- [What to do] Search the records for the word "assistance" and report each line that has it.

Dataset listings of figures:
********

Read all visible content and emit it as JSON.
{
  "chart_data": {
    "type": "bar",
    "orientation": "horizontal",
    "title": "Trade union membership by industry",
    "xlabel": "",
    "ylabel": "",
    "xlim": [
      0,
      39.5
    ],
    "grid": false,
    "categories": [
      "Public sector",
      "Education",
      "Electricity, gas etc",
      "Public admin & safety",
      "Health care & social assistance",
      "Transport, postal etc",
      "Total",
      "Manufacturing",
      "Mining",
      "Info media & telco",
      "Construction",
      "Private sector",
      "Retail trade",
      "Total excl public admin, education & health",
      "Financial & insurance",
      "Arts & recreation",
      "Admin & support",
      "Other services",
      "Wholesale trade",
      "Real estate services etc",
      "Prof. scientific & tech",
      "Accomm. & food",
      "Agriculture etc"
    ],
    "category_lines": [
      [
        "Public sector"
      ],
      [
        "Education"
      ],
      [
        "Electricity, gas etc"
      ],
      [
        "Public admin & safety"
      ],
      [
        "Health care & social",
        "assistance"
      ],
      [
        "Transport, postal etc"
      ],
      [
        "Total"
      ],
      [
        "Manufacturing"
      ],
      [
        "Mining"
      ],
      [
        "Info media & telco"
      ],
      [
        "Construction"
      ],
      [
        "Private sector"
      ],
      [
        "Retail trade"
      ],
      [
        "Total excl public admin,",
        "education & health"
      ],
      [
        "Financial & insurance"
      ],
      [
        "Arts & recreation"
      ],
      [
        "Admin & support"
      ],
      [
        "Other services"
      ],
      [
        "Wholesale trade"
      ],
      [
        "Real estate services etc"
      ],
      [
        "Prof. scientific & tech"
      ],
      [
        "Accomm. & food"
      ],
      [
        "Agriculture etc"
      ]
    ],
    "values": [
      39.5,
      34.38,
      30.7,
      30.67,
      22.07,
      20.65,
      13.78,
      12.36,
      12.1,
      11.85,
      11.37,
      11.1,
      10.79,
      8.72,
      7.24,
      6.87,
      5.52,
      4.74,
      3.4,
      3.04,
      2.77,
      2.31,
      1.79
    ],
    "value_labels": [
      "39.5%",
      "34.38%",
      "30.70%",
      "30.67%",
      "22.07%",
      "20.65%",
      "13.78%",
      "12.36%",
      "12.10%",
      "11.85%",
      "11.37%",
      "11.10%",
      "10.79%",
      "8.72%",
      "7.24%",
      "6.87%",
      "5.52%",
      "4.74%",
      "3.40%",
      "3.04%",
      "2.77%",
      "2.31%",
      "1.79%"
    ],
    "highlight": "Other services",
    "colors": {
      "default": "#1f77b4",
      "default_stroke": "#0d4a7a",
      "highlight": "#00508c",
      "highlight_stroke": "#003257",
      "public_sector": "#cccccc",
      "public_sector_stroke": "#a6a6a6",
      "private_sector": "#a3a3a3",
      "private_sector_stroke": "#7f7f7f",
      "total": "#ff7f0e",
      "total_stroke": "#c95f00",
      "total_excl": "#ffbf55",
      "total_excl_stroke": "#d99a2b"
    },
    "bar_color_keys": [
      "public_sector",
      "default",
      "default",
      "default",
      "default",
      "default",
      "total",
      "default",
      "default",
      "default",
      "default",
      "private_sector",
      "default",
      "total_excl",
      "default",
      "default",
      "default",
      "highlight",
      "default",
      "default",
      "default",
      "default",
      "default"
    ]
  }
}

********

- [Output of the exercise]
      "Health care & social assistance",
        "assistance"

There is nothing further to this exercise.